** start Exercise input **
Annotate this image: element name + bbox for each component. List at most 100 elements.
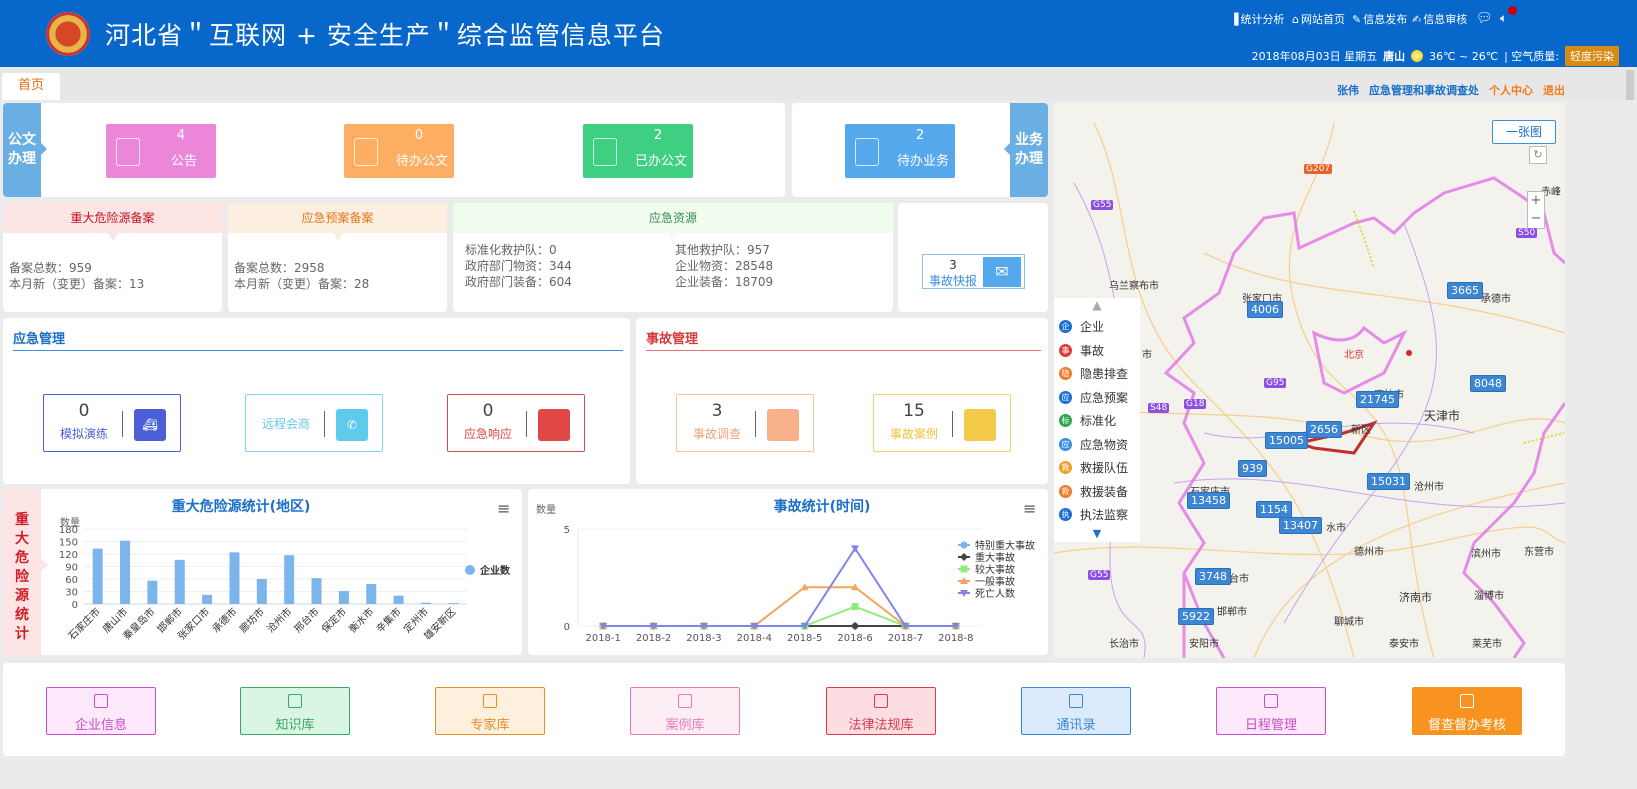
stat-line: 备案总数：959 bbox=[9, 261, 92, 275]
y-tick-label: 90 bbox=[65, 563, 78, 574]
one-map-button[interactable]: 一张图 bbox=[1492, 120, 1556, 144]
x-tick-label: 辛集市 bbox=[373, 605, 403, 635]
nav-review[interactable]: ✍ 信息审核 bbox=[1412, 11, 1467, 27]
pending-docs-card[interactable]: 0 待办公文 bbox=[344, 124, 454, 178]
layer-label: 救援队伍 bbox=[1080, 461, 1129, 476]
map-layer-item[interactable]: 救救援队伍 bbox=[1054, 456, 1140, 480]
module-icon bbox=[94, 694, 108, 708]
bottom-nav-button[interactable]: 日程管理 bbox=[1216, 687, 1326, 735]
bottom-nav-button[interactable]: 通讯录 bbox=[1021, 687, 1131, 735]
map-marker[interactable]: 8048 bbox=[1470, 375, 1506, 392]
y-tick-label: 120 bbox=[59, 550, 78, 561]
layer-icon: 标 bbox=[1059, 414, 1072, 428]
bottom-nav-button[interactable]: 督查督办考核 bbox=[1412, 687, 1522, 735]
logout-link[interactable]: 退出 bbox=[1543, 82, 1565, 98]
map-marker[interactable]: 5922 bbox=[1178, 608, 1214, 625]
bar bbox=[256, 579, 267, 604]
map-layer-item[interactable]: 应应急预案 bbox=[1054, 386, 1140, 410]
layer-label: 应急物资 bbox=[1080, 437, 1129, 452]
map-layer-item[interactable]: 标标准化 bbox=[1054, 409, 1140, 433]
scroll-up-icon[interactable]: ▲ bbox=[1054, 298, 1140, 315]
bottom-nav-button[interactable]: 案例库 bbox=[630, 687, 740, 735]
speaker-icon[interactable]: 🔈︎ bbox=[1500, 11, 1507, 26]
bottom-nav-button[interactable]: 知识库 bbox=[240, 687, 350, 735]
scrollbar[interactable] bbox=[1626, 70, 1634, 100]
remote-meeting-button[interactable]: 远程会商 ✆ bbox=[245, 394, 383, 452]
legend-label: 企业数 bbox=[479, 564, 511, 577]
map-marker[interactable]: 2656 bbox=[1306, 421, 1342, 438]
map-layer-item[interactable]: 事事故 bbox=[1054, 339, 1140, 363]
label: 待办公文 bbox=[395, 154, 448, 169]
hazard-record-panel[interactable]: 重大危险源备案 备案总数：959 本月新（变更）备案：13 bbox=[3, 203, 222, 312]
zoom-out-icon[interactable]: − bbox=[1528, 210, 1544, 228]
map-marker[interactable]: 3665 bbox=[1447, 282, 1483, 299]
business-side-label: 业务办理 bbox=[1010, 103, 1048, 197]
y-axis-label: 数量 bbox=[536, 503, 556, 516]
refresh-icon[interactable]: ↻ bbox=[1529, 146, 1547, 164]
pending-business-card[interactable]: 2 待办业务 bbox=[845, 124, 955, 178]
button-label: 知识库 bbox=[275, 718, 315, 733]
label: 公告 bbox=[170, 154, 197, 169]
map-layer-item[interactable]: 应应急物资 bbox=[1054, 433, 1140, 457]
resources-panel[interactable]: 应急资源 标准化救护队：0 政府部门物资：344 政府部门装备：604 其他救护队：… bbox=[453, 203, 893, 312]
bar-chart-panel: 重大危险源统计 重大危险源统计(地区) 数量 0 30 60 90 120 150 180 石家庄… bbox=[3, 489, 522, 655]
button-label: 案例库 bbox=[665, 718, 705, 733]
map-marker[interactable]: 13458 bbox=[1187, 492, 1230, 509]
city-label: 市 bbox=[1142, 350, 1152, 361]
zoom-in-icon[interactable]: + bbox=[1528, 192, 1544, 210]
x-tick-label: 沧州市 bbox=[264, 605, 294, 635]
bar bbox=[420, 602, 431, 604]
plan-record-panel[interactable]: 应急预案备案 备案总数：2958 本月新（变更）备案：28 bbox=[228, 203, 447, 312]
emergency-response-button[interactable]: 0 应急响应 bbox=[447, 394, 585, 452]
zoom-control[interactable]: + − bbox=[1527, 191, 1545, 229]
map-marker[interactable]: 21745 bbox=[1356, 391, 1399, 408]
y-tick-label: 0 bbox=[564, 622, 570, 633]
drill-button[interactable]: 0 模拟演练 🚑︎ bbox=[43, 394, 181, 452]
map-marker[interactable]: 939 bbox=[1238, 460, 1267, 477]
bottom-nav-button[interactable]: 专家库 bbox=[435, 687, 545, 735]
chart-menu-icon[interactable]: ≡ bbox=[497, 499, 510, 518]
chat-icon[interactable]: 💬︎ bbox=[1476, 11, 1493, 26]
y-tick-label: 0 bbox=[72, 600, 78, 611]
city-label: 东营市 bbox=[1524, 547, 1554, 558]
case-button[interactable]: 15 事故案例 bbox=[873, 394, 1011, 452]
city-label: 聊城市 bbox=[1334, 617, 1364, 628]
map-layer-item[interactable]: 救救援装备 bbox=[1054, 480, 1140, 504]
bar bbox=[202, 594, 213, 604]
bar bbox=[120, 540, 131, 604]
nav-label: 统计分析 bbox=[1240, 13, 1285, 26]
map-marker[interactable]: 3748 bbox=[1195, 568, 1231, 585]
map-marker[interactable]: 15005 bbox=[1265, 432, 1308, 449]
chart-menu-icon[interactable]: ≡ bbox=[1023, 499, 1036, 518]
button-label: 日程管理 bbox=[1244, 718, 1297, 733]
map-marker[interactable]: 1154 bbox=[1256, 501, 1292, 518]
bar bbox=[229, 552, 240, 604]
user-name: 张伟 bbox=[1337, 84, 1359, 97]
stat-line: 企业物资：28548 bbox=[675, 259, 774, 273]
label: 事故快报 bbox=[928, 274, 977, 288]
nav-statistics[interactable]: ▐ 统计分析 bbox=[1230, 11, 1284, 27]
map-marker[interactable]: 13407 bbox=[1279, 517, 1322, 534]
bottom-nav-button[interactable]: 法律法规库 bbox=[826, 687, 936, 735]
done-docs-card[interactable]: 2 已办公文 bbox=[583, 124, 693, 178]
tab-home[interactable]: 首页 bbox=[2, 73, 60, 100]
notice-card[interactable]: 4 公告 bbox=[106, 124, 216, 178]
map-panel[interactable]: G207 G55 S50 G95 S48 G18 G55 乌兰察布市 张家口市 … bbox=[1054, 103, 1565, 658]
personal-center-link[interactable]: 个人中心 bbox=[1489, 82, 1533, 98]
map-layer-item[interactable]: 企企业 bbox=[1054, 315, 1140, 339]
quick-report-button[interactable]: 3 事故快报 ✉ bbox=[922, 254, 1025, 289]
temperature-text: 36℃ ~ 26℃ bbox=[1429, 49, 1499, 63]
layer-label: 应急预案 bbox=[1080, 390, 1129, 405]
map-layer-item[interactable]: 隐隐患排查 bbox=[1054, 362, 1140, 386]
bottom-nav-button[interactable]: 企业信息 bbox=[46, 687, 156, 735]
scroll-down-icon[interactable]: ▼ bbox=[1054, 527, 1140, 540]
investigation-button[interactable]: 3 事故调查 bbox=[676, 394, 814, 452]
city-label: 邯郸市 bbox=[1217, 607, 1247, 618]
map-layer-item[interactable]: 执执法监察 bbox=[1054, 503, 1140, 527]
module-icon bbox=[1460, 694, 1474, 708]
map-marker[interactable]: 15031 bbox=[1367, 473, 1410, 490]
nav-home[interactable]: ⌂ 网站首页 bbox=[1292, 11, 1345, 27]
nav-publish[interactable]: ✎ 信息发布 bbox=[1352, 11, 1407, 27]
map-marker[interactable]: 4006 bbox=[1247, 301, 1283, 318]
layer-label: 隐患排查 bbox=[1080, 367, 1129, 382]
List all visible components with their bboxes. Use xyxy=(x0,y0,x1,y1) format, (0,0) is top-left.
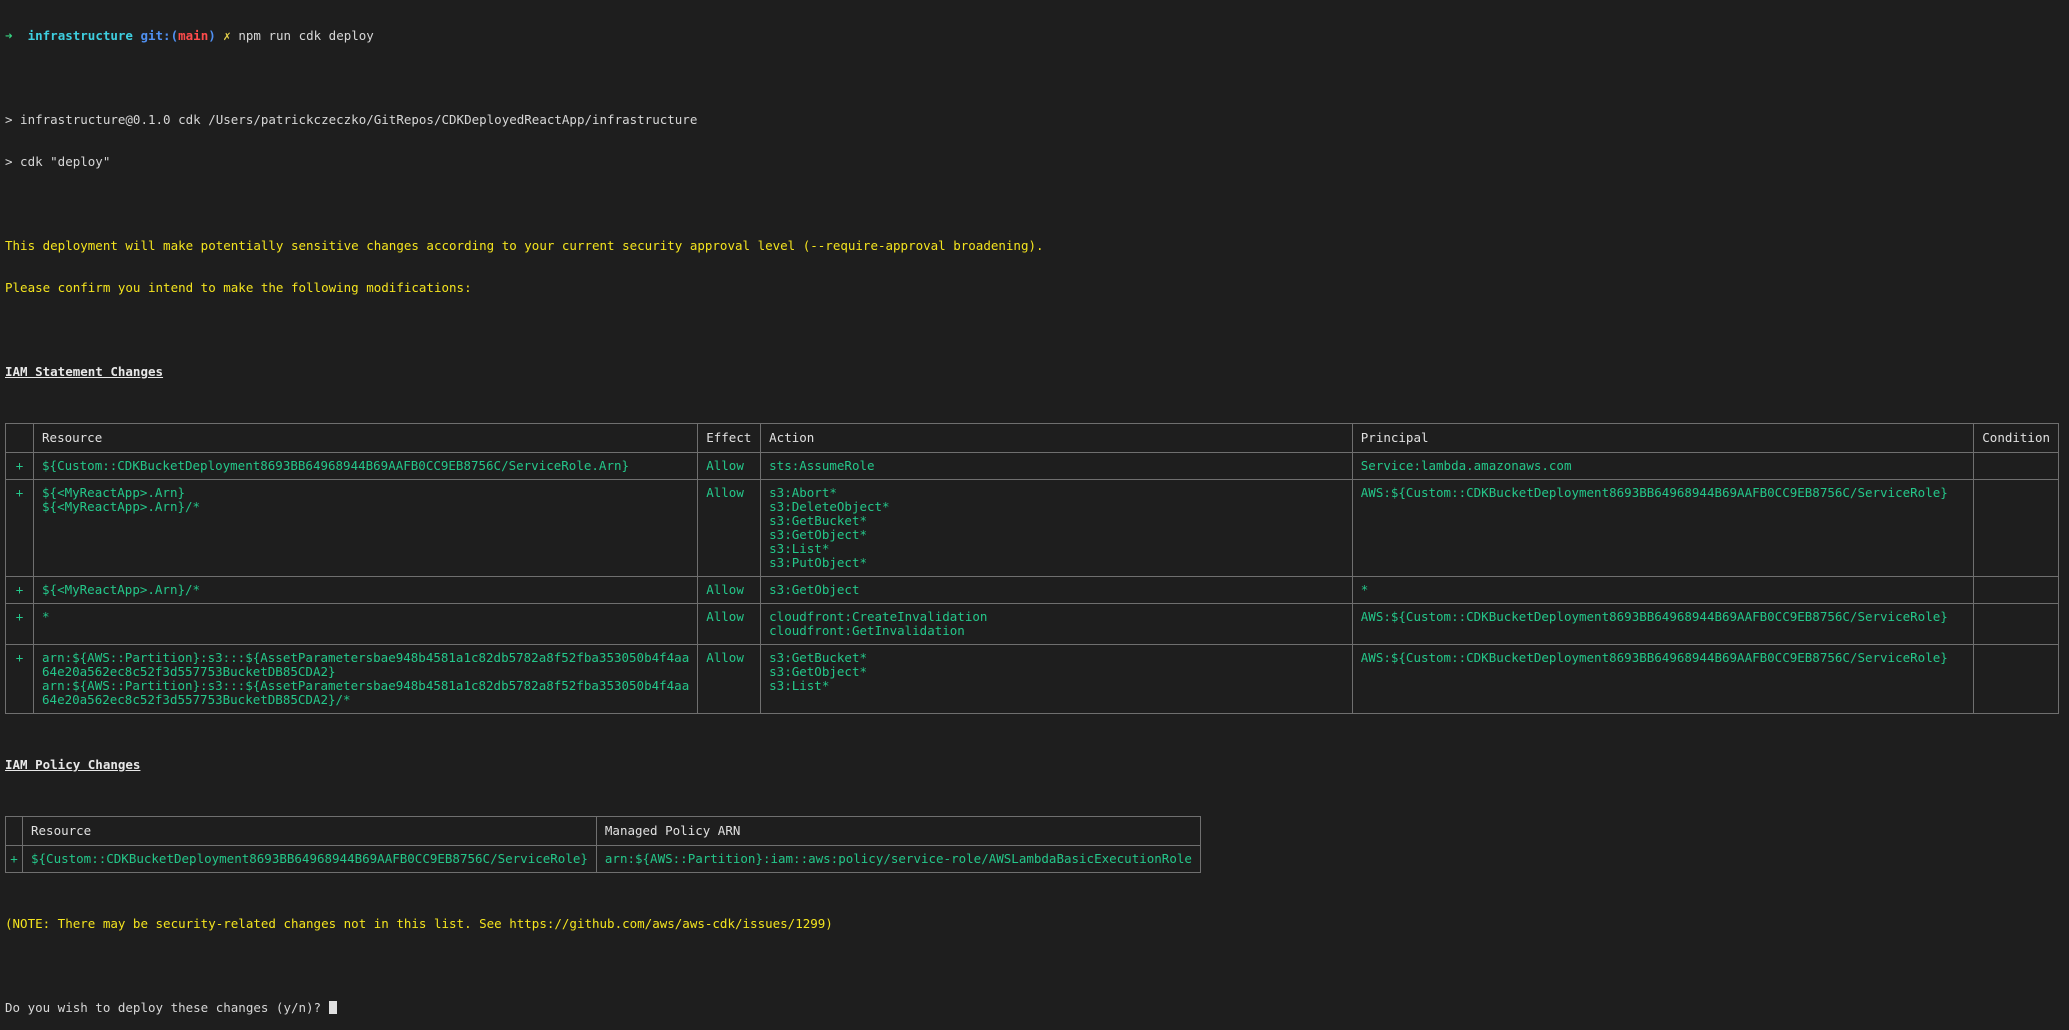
cell-action: s3:GetObject xyxy=(760,576,1353,604)
cell-sign: + xyxy=(4,479,35,577)
cell-condition xyxy=(1973,452,2059,480)
cell-effect: Allow xyxy=(697,452,762,480)
column-header-resource: Resource xyxy=(33,423,699,453)
cell-action: sts:AssumeRole xyxy=(760,452,1353,480)
terminal-output: ➜ infrastructure git:(main) ✗ npm run cd… xyxy=(0,0,2069,1030)
column-header-action: Action xyxy=(760,423,1353,453)
cell-sign: + xyxy=(4,576,35,604)
cell-resource: arn:${AWS::Partition}:s3:::${AssetParame… xyxy=(33,644,699,714)
prompt-directory: infrastructure xyxy=(27,28,133,43)
dirty-marker-icon: ✗ xyxy=(223,28,231,43)
cell-principal: AWS:${Custom::CDKBucketDeployment8693BB6… xyxy=(1351,603,1975,645)
prompt-line: ➜ infrastructure git:(main) ✗ npm run cd… xyxy=(5,29,2064,43)
table-row: + ${<MyReactApp>.Arn}/* Allow s3:GetObject * xyxy=(4,576,2059,604)
cell-action: cloudfront:CreateInvalidation cloudfront… xyxy=(760,603,1353,645)
cell-sign: + xyxy=(4,644,35,714)
iam-policy-changes-title: IAM Policy Changes xyxy=(5,757,141,772)
cell-effect: Allow xyxy=(697,603,762,645)
git-label: git:( xyxy=(140,28,179,43)
cell-managed-policy-arn: arn:${AWS::Partition}:iam::aws:policy/se… xyxy=(595,845,1201,873)
cell-condition xyxy=(1973,479,2059,577)
cell-resource: ${Custom::CDKBucketDeployment8693BB64968… xyxy=(22,845,597,873)
security-note: (NOTE: There may be security-related cha… xyxy=(5,916,833,931)
iam-statement-table: Resource Effect Action Principal Conditi… xyxy=(4,423,2059,714)
iam-policy-table: Resource Managed Policy ARN + ${Custom::C… xyxy=(5,816,1201,873)
column-header-resource: Resource xyxy=(22,816,597,846)
cell-sign: + xyxy=(4,603,35,645)
cell-sign: + xyxy=(5,845,23,873)
cell-principal: Service:lambda.amazonaws.com xyxy=(1351,452,1975,480)
cell-effect: Allow xyxy=(697,479,762,577)
cell-action: s3:GetBucket* s3:GetObject* s3:List* xyxy=(760,644,1353,714)
table-row: + arn:${AWS::Partition}:s3:::${AssetParam… xyxy=(4,644,2059,714)
terminal-cursor[interactable] xyxy=(328,1001,337,1014)
cell-effect: Allow xyxy=(697,644,762,714)
confirm-prompt[interactable]: Do you wish to deploy these changes (y/n… xyxy=(5,1001,2064,1015)
confirm-intent-text: Please confirm you intend to make the fo… xyxy=(5,280,472,295)
git-label-close: ) xyxy=(208,28,216,43)
column-header-sign xyxy=(5,816,23,846)
cell-sign: + xyxy=(4,452,35,480)
column-header-effect: Effect xyxy=(697,423,762,453)
cell-condition xyxy=(1973,603,2059,645)
column-header-managed-policy-arn: Managed Policy ARN xyxy=(595,816,1201,846)
command-text: npm run cdk deploy xyxy=(238,28,374,43)
cell-principal: AWS:${Custom::CDKBucketDeployment8693BB6… xyxy=(1351,644,1975,714)
cell-resource: ${<MyReactApp>.Arn}/* xyxy=(33,576,699,604)
cell-principal: AWS:${Custom::CDKBucketDeployment8693BB6… xyxy=(1351,479,1975,577)
column-header-condition: Condition xyxy=(1973,423,2059,453)
cell-condition xyxy=(1973,576,2059,604)
cell-action: s3:Abort* s3:DeleteObject* s3:GetBucket*… xyxy=(760,479,1353,577)
table-header-row: Resource Effect Action Principal Conditi… xyxy=(4,423,2059,453)
table-header-row: Resource Managed Policy ARN xyxy=(5,816,1201,846)
cell-principal: * xyxy=(1351,576,1975,604)
cell-resource: ${Custom::CDKBucketDeployment8693BB64968… xyxy=(33,452,699,480)
cell-condition xyxy=(1973,644,2059,714)
table-row: + ${Custom::CDKBucketDeployment8693BB6496… xyxy=(4,452,2059,480)
column-header-sign xyxy=(4,423,35,453)
npm-command-line: > cdk "deploy" xyxy=(5,154,111,169)
cell-effect: Allow xyxy=(697,576,762,604)
prompt-arrow-icon: ➜ xyxy=(5,28,13,43)
column-header-principal: Principal xyxy=(1351,423,1975,453)
security-warning: This deployment will make potentially se… xyxy=(5,238,1044,253)
git-branch: main xyxy=(178,28,209,43)
table-row: + ${<MyReactApp>.Arn} ${<MyReactApp>.Arn}… xyxy=(4,479,2059,577)
npm-script-line: > infrastructure@0.1.0 cdk /Users/patric… xyxy=(5,112,698,127)
iam-statement-changes-title: IAM Statement Changes xyxy=(5,364,164,379)
table-row: + ${Custom::CDKBucketDeployment8693BB6496… xyxy=(5,845,1201,873)
table-row: + * Allow cloudfront:CreateInvalidation clo… xyxy=(4,603,2059,645)
cell-resource: * xyxy=(33,603,699,645)
confirm-prompt-text: Do you wish to deploy these changes (y/n… xyxy=(5,1000,329,1015)
cell-resource: ${<MyReactApp>.Arn} ${<MyReactApp>.Arn}/… xyxy=(33,479,699,577)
** end Exercise input **
§ **Given problem**
Rewrite the material from the line containing "cell-action: s3:GetObject xyxy=(760,576,1353,604)" through the line containing "prompt-line: ➜ infrastructure" as a numbered list, leaving out any blank lines.

§ **Result of this task**
1. cell-action: s3:GetObject xyxy=(760,576,1353,604)
2. cell-sign: + xyxy=(4,479,35,577)
3. cell-condition xyxy=(1973,452,2059,480)
4. cell-effect: Allow xyxy=(697,452,762,480)
5. column-header-resource: Resource xyxy=(33,423,699,453)
6. cell-action: sts:AssumeRole xyxy=(760,452,1353,480)
7. terminal-output: ➜ infrastructure git:(main) ✗ npm run cd… xyxy=(0,0,2069,1030)
8. column-header-action: Action xyxy=(760,423,1353,453)
9. cell-sign: + xyxy=(4,576,35,604)
10. cell-resource: arn:${AWS::Partition}:s3:::${AssetParame… xyxy=(33,644,699,714)
11. prompt-directory: infrastructure xyxy=(27,28,133,43)
12. dirty-marker-icon: ✗ xyxy=(223,28,231,43)
13. cell-principal: AWS:${Custom::CDKBucketDeployment8693BB6… xyxy=(1351,603,1975,645)
14. prompt-line: ➜ infrastructure git:(main) ✗ npm run cd… xyxy=(5,29,2064,43)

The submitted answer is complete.